**Task prompt:**
Return each line of the listing below, unchanged, and omit the images.

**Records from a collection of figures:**
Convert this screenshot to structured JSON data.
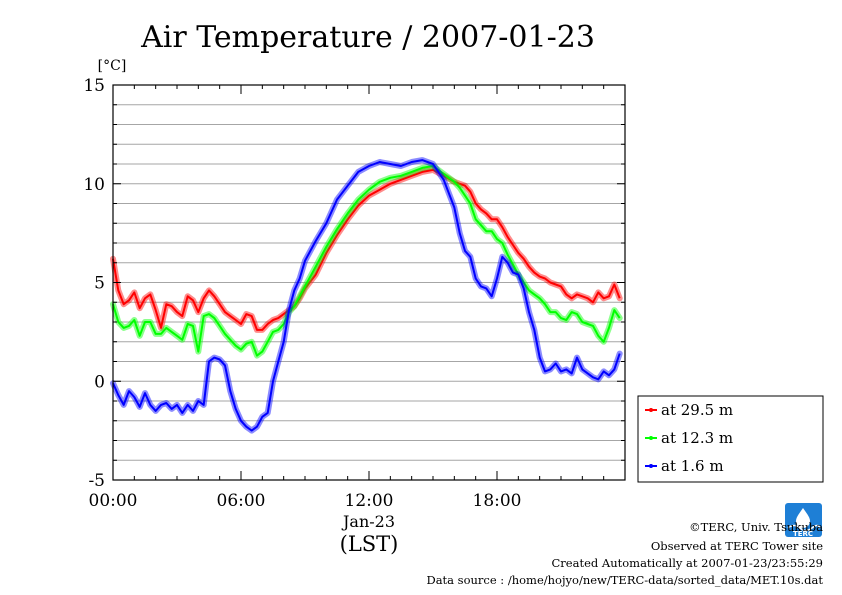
{
  "chart_data": {
    "type": "line",
    "title": "Air Temperature / 2007-01-23",
    "ylabel": "[°C]",
    "xlabel": "(LST)",
    "date_label": "Jan-23",
    "ylim": [
      -5,
      15
    ],
    "xlim": [
      0,
      24
    ],
    "yticks": [
      -5,
      0,
      5,
      10,
      15
    ],
    "ytick_labels": [
      "-5",
      "0",
      "5",
      "10",
      "15"
    ],
    "xticks": [
      0,
      6,
      12,
      18
    ],
    "xtick_labels": [
      "00:00",
      "06:00",
      "12:00",
      "18:00"
    ],
    "grid": true,
    "legend_position": "right",
    "series": [
      {
        "name": "at 29.5 m",
        "color": "#ff0000",
        "x": [
          0,
          0.25,
          0.5,
          0.75,
          1,
          1.25,
          1.5,
          1.75,
          2,
          2.25,
          2.5,
          2.75,
          3,
          3.25,
          3.5,
          3.75,
          4,
          4.25,
          4.5,
          4.75,
          5,
          5.25,
          5.5,
          5.75,
          6,
          6.25,
          6.5,
          6.75,
          7,
          7.25,
          7.5,
          7.75,
          8,
          8.25,
          8.5,
          8.75,
          9,
          9.5,
          10,
          10.5,
          11,
          11.5,
          12,
          12.5,
          13,
          13.5,
          14,
          14.5,
          15,
          15.5,
          16,
          16.25,
          16.5,
          16.75,
          17,
          17.25,
          17.5,
          17.75,
          18,
          18.25,
          18.5,
          18.75,
          19,
          19.25,
          19.5,
          19.75,
          20,
          20.25,
          20.5,
          20.75,
          21,
          21.25,
          21.5,
          21.75,
          22,
          22.25,
          22.5,
          22.75,
          23,
          23.25,
          23.5,
          23.75
        ],
        "y": [
          6.2,
          4.6,
          3.9,
          4.1,
          4.5,
          3.7,
          4.2,
          4.4,
          3.6,
          2.7,
          3.9,
          3.8,
          3.5,
          3.3,
          4.3,
          4.1,
          3.5,
          4.2,
          4.6,
          4.3,
          3.9,
          3.5,
          3.3,
          3.1,
          2.9,
          3.4,
          3.3,
          2.6,
          2.6,
          2.9,
          3.1,
          3.2,
          3.4,
          3.6,
          3.8,
          4.2,
          4.7,
          5.4,
          6.5,
          7.4,
          8.2,
          8.9,
          9.4,
          9.7,
          10.0,
          10.2,
          10.4,
          10.6,
          10.7,
          10.4,
          10.1,
          10.0,
          9.9,
          9.6,
          9.0,
          8.7,
          8.5,
          8.2,
          8.2,
          7.8,
          7.3,
          6.9,
          6.5,
          6.2,
          5.8,
          5.5,
          5.3,
          5.2,
          5.0,
          4.9,
          4.8,
          4.4,
          4.2,
          4.4,
          4.3,
          4.2,
          4.0,
          4.5,
          4.2,
          4.3,
          4.9,
          4.2
        ]
      },
      {
        "name": "at 12.3 m",
        "color": "#00ff00",
        "x": [
          0,
          0.25,
          0.5,
          0.75,
          1,
          1.25,
          1.5,
          1.75,
          2,
          2.25,
          2.5,
          2.75,
          3,
          3.25,
          3.5,
          3.75,
          4,
          4.25,
          4.5,
          4.75,
          5,
          5.25,
          5.5,
          5.75,
          6,
          6.25,
          6.5,
          6.75,
          7,
          7.25,
          7.5,
          7.75,
          8,
          8.25,
          8.5,
          8.75,
          9,
          9.5,
          10,
          10.5,
          11,
          11.5,
          12,
          12.5,
          13,
          13.5,
          14,
          14.5,
          15,
          15.5,
          16,
          16.25,
          16.5,
          16.75,
          17,
          17.25,
          17.5,
          17.75,
          18,
          18.25,
          18.5,
          18.75,
          19,
          19.25,
          19.5,
          19.75,
          20,
          20.25,
          20.5,
          20.75,
          21,
          21.25,
          21.5,
          21.75,
          22,
          22.25,
          22.5,
          22.75,
          23,
          23.25,
          23.5,
          23.75
        ],
        "y": [
          3.9,
          3.0,
          2.7,
          2.8,
          3.1,
          2.3,
          3.0,
          3.0,
          2.4,
          2.4,
          2.7,
          2.5,
          2.3,
          2.1,
          2.9,
          2.8,
          1.5,
          3.3,
          3.4,
          3.2,
          2.8,
          2.4,
          2.1,
          1.8,
          1.6,
          1.9,
          2.0,
          1.3,
          1.5,
          2.0,
          2.5,
          2.6,
          2.9,
          3.5,
          3.8,
          4.3,
          4.8,
          5.8,
          6.8,
          7.7,
          8.5,
          9.2,
          9.7,
          10.1,
          10.3,
          10.4,
          10.6,
          10.8,
          10.9,
          10.5,
          10.1,
          9.8,
          9.4,
          9.0,
          8.2,
          7.9,
          7.6,
          7.6,
          7.2,
          7.0,
          6.4,
          5.9,
          5.4,
          5.0,
          4.6,
          4.4,
          4.2,
          3.9,
          3.5,
          3.5,
          3.2,
          3.1,
          3.5,
          3.4,
          3.0,
          2.9,
          2.8,
          2.3,
          2.0,
          2.7,
          3.6,
          3.2
        ]
      },
      {
        "name": "at 1.6 m",
        "color": "#0000ff",
        "x": [
          0,
          0.25,
          0.5,
          0.75,
          1,
          1.25,
          1.5,
          1.75,
          2,
          2.25,
          2.5,
          2.75,
          3,
          3.25,
          3.5,
          3.75,
          4,
          4.25,
          4.5,
          4.75,
          5,
          5.25,
          5.5,
          5.75,
          6,
          6.25,
          6.5,
          6.75,
          7,
          7.25,
          7.5,
          7.75,
          8,
          8.25,
          8.5,
          8.75,
          9,
          9.5,
          10,
          10.5,
          11,
          11.5,
          12,
          12.5,
          13,
          13.5,
          14,
          14.5,
          15,
          15.5,
          16,
          16.25,
          16.5,
          16.75,
          17,
          17.25,
          17.5,
          17.75,
          18,
          18.25,
          18.5,
          18.75,
          19,
          19.25,
          19.5,
          19.75,
          20,
          20.25,
          20.5,
          20.75,
          21,
          21.25,
          21.5,
          21.75,
          22,
          22.25,
          22.5,
          22.75,
          23,
          23.25,
          23.5,
          23.75
        ],
        "y": [
          -0.1,
          -0.7,
          -1.2,
          -0.5,
          -0.8,
          -1.3,
          -0.6,
          -1.2,
          -1.5,
          -1.2,
          -1.1,
          -1.4,
          -1.2,
          -1.6,
          -1.2,
          -1.5,
          -1.0,
          -1.2,
          1.0,
          1.2,
          1.1,
          0.8,
          -0.5,
          -1.4,
          -2.0,
          -2.3,
          -2.5,
          -2.3,
          -1.8,
          -1.6,
          0.0,
          1.0,
          2.0,
          3.6,
          4.6,
          5.2,
          6.1,
          7.1,
          8.0,
          9.2,
          9.9,
          10.6,
          10.9,
          11.1,
          11.0,
          10.9,
          11.1,
          11.2,
          11.0,
          10.2,
          8.8,
          7.5,
          6.6,
          6.3,
          5.2,
          4.8,
          4.7,
          4.3,
          5.2,
          6.3,
          6.0,
          5.5,
          5.4,
          4.7,
          3.5,
          2.6,
          1.2,
          0.5,
          0.6,
          0.9,
          0.5,
          0.6,
          0.4,
          1.2,
          0.6,
          0.4,
          0.2,
          0.1,
          0.5,
          0.3,
          0.6,
          1.4
        ]
      }
    ]
  },
  "credits": {
    "copyright": "©TERC, Univ. Tsukuba",
    "site": "Observed at TERC Tower site",
    "created": "Created Automatically at 2007-01-23/23:55:29",
    "source": "Data source : /home/hojyo/new/TERC-data/sorted_data/MET.10s.dat"
  },
  "logo": {
    "text": "TERC",
    "color": "#1e7fd6"
  }
}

**Solution:**
Convert this screenshot to structured JSON data.
{
  "chart_data": {
    "type": "line",
    "title": "Air Temperature / 2007-01-23",
    "ylabel": "[°C]",
    "xlabel": "(LST)",
    "date_label": "Jan-23",
    "ylim": [
      -5,
      15
    ],
    "xlim": [
      0,
      24
    ],
    "yticks": [
      -5,
      0,
      5,
      10,
      15
    ],
    "ytick_labels": [
      "-5",
      "0",
      "5",
      "10",
      "15"
    ],
    "xticks": [
      0,
      6,
      12,
      18
    ],
    "xtick_labels": [
      "00:00",
      "06:00",
      "12:00",
      "18:00"
    ],
    "grid": true,
    "legend_position": "right",
    "series": [
      {
        "name": "at 29.5 m",
        "color": "#ff0000",
        "x": [
          0,
          0.25,
          0.5,
          0.75,
          1,
          1.25,
          1.5,
          1.75,
          2,
          2.25,
          2.5,
          2.75,
          3,
          3.25,
          3.5,
          3.75,
          4,
          4.25,
          4.5,
          4.75,
          5,
          5.25,
          5.5,
          5.75,
          6,
          6.25,
          6.5,
          6.75,
          7,
          7.25,
          7.5,
          7.75,
          8,
          8.25,
          8.5,
          8.75,
          9,
          9.5,
          10,
          10.5,
          11,
          11.5,
          12,
          12.5,
          13,
          13.5,
          14,
          14.5,
          15,
          15.5,
          16,
          16.25,
          16.5,
          16.75,
          17,
          17.25,
          17.5,
          17.75,
          18,
          18.25,
          18.5,
          18.75,
          19,
          19.25,
          19.5,
          19.75,
          20,
          20.25,
          20.5,
          20.75,
          21,
          21.25,
          21.5,
          21.75,
          22,
          22.25,
          22.5,
          22.75,
          23,
          23.25,
          23.5,
          23.75
        ],
        "y": [
          6.2,
          4.6,
          3.9,
          4.1,
          4.5,
          3.7,
          4.2,
          4.4,
          3.6,
          2.7,
          3.9,
          3.8,
          3.5,
          3.3,
          4.3,
          4.1,
          3.5,
          4.2,
          4.6,
          4.3,
          3.9,
          3.5,
          3.3,
          3.1,
          2.9,
          3.4,
          3.3,
          2.6,
          2.6,
          2.9,
          3.1,
          3.2,
          3.4,
          3.6,
          3.8,
          4.2,
          4.7,
          5.4,
          6.5,
          7.4,
          8.2,
          8.9,
          9.4,
          9.7,
          10.0,
          10.2,
          10.4,
          10.6,
          10.7,
          10.4,
          10.1,
          10.0,
          9.9,
          9.6,
          9.0,
          8.7,
          8.5,
          8.2,
          8.2,
          7.8,
          7.3,
          6.9,
          6.5,
          6.2,
          5.8,
          5.5,
          5.3,
          5.2,
          5.0,
          4.9,
          4.8,
          4.4,
          4.2,
          4.4,
          4.3,
          4.2,
          4.0,
          4.5,
          4.2,
          4.3,
          4.9,
          4.2
        ]
      },
      {
        "name": "at 12.3 m",
        "color": "#00ff00",
        "x": [
          0,
          0.25,
          0.5,
          0.75,
          1,
          1.25,
          1.5,
          1.75,
          2,
          2.25,
          2.5,
          2.75,
          3,
          3.25,
          3.5,
          3.75,
          4,
          4.25,
          4.5,
          4.75,
          5,
          5.25,
          5.5,
          5.75,
          6,
          6.25,
          6.5,
          6.75,
          7,
          7.25,
          7.5,
          7.75,
          8,
          8.25,
          8.5,
          8.75,
          9,
          9.5,
          10,
          10.5,
          11,
          11.5,
          12,
          12.5,
          13,
          13.5,
          14,
          14.5,
          15,
          15.5,
          16,
          16.25,
          16.5,
          16.75,
          17,
          17.25,
          17.5,
          17.75,
          18,
          18.25,
          18.5,
          18.75,
          19,
          19.25,
          19.5,
          19.75,
          20,
          20.25,
          20.5,
          20.75,
          21,
          21.25,
          21.5,
          21.75,
          22,
          22.25,
          22.5,
          22.75,
          23,
          23.25,
          23.5,
          23.75
        ],
        "y": [
          3.9,
          3.0,
          2.7,
          2.8,
          3.1,
          2.3,
          3.0,
          3.0,
          2.4,
          2.4,
          2.7,
          2.5,
          2.3,
          2.1,
          2.9,
          2.8,
          1.5,
          3.3,
          3.4,
          3.2,
          2.8,
          2.4,
          2.1,
          1.8,
          1.6,
          1.9,
          2.0,
          1.3,
          1.5,
          2.0,
          2.5,
          2.6,
          2.9,
          3.5,
          3.8,
          4.3,
          4.8,
          5.8,
          6.8,
          7.7,
          8.5,
          9.2,
          9.7,
          10.1,
          10.3,
          10.4,
          10.6,
          10.8,
          10.9,
          10.5,
          10.1,
          9.8,
          9.4,
          9.0,
          8.2,
          7.9,
          7.6,
          7.6,
          7.2,
          7.0,
          6.4,
          5.9,
          5.4,
          5.0,
          4.6,
          4.4,
          4.2,
          3.9,
          3.5,
          3.5,
          3.2,
          3.1,
          3.5,
          3.4,
          3.0,
          2.9,
          2.8,
          2.3,
          2.0,
          2.7,
          3.6,
          3.2
        ]
      },
      {
        "name": "at 1.6 m",
        "color": "#0000ff",
        "x": [
          0,
          0.25,
          0.5,
          0.75,
          1,
          1.25,
          1.5,
          1.75,
          2,
          2.25,
          2.5,
          2.75,
          3,
          3.25,
          3.5,
          3.75,
          4,
          4.25,
          4.5,
          4.75,
          5,
          5.25,
          5.5,
          5.75,
          6,
          6.25,
          6.5,
          6.75,
          7,
          7.25,
          7.5,
          7.75,
          8,
          8.25,
          8.5,
          8.75,
          9,
          9.5,
          10,
          10.5,
          11,
          11.5,
          12,
          12.5,
          13,
          13.5,
          14,
          14.5,
          15,
          15.5,
          16,
          16.25,
          16.5,
          16.75,
          17,
          17.25,
          17.5,
          17.75,
          18,
          18.25,
          18.5,
          18.75,
          19,
          19.25,
          19.5,
          19.75,
          20,
          20.25,
          20.5,
          20.75,
          21,
          21.25,
          21.5,
          21.75,
          22,
          22.25,
          22.5,
          22.75,
          23,
          23.25,
          23.5,
          23.75
        ],
        "y": [
          -0.1,
          -0.7,
          -1.2,
          -0.5,
          -0.8,
          -1.3,
          -0.6,
          -1.2,
          -1.5,
          -1.2,
          -1.1,
          -1.4,
          -1.2,
          -1.6,
          -1.2,
          -1.5,
          -1.0,
          -1.2,
          1.0,
          1.2,
          1.1,
          0.8,
          -0.5,
          -1.4,
          -2.0,
          -2.3,
          -2.5,
          -2.3,
          -1.8,
          -1.6,
          0.0,
          1.0,
          2.0,
          3.6,
          4.6,
          5.2,
          6.1,
          7.1,
          8.0,
          9.2,
          9.9,
          10.6,
          10.9,
          11.1,
          11.0,
          10.9,
          11.1,
          11.2,
          11.0,
          10.2,
          8.8,
          7.5,
          6.6,
          6.3,
          5.2,
          4.8,
          4.7,
          4.3,
          5.2,
          6.3,
          6.0,
          5.5,
          5.4,
          4.7,
          3.5,
          2.6,
          1.2,
          0.5,
          0.6,
          0.9,
          0.5,
          0.6,
          0.4,
          1.2,
          0.6,
          0.4,
          0.2,
          0.1,
          0.5,
          0.3,
          0.6,
          1.4
        ]
      }
    ]
  },
  "credits": {
    "copyright": "©TERC, Univ. Tsukuba",
    "site": "Observed at TERC Tower site",
    "created": "Created Automatically at 2007-01-23/23:55:29",
    "source": "Data source : /home/hojyo/new/TERC-data/sorted_data/MET.10s.dat"
  },
  "logo": {
    "text": "TERC",
    "color": "#1e7fd6"
  }
}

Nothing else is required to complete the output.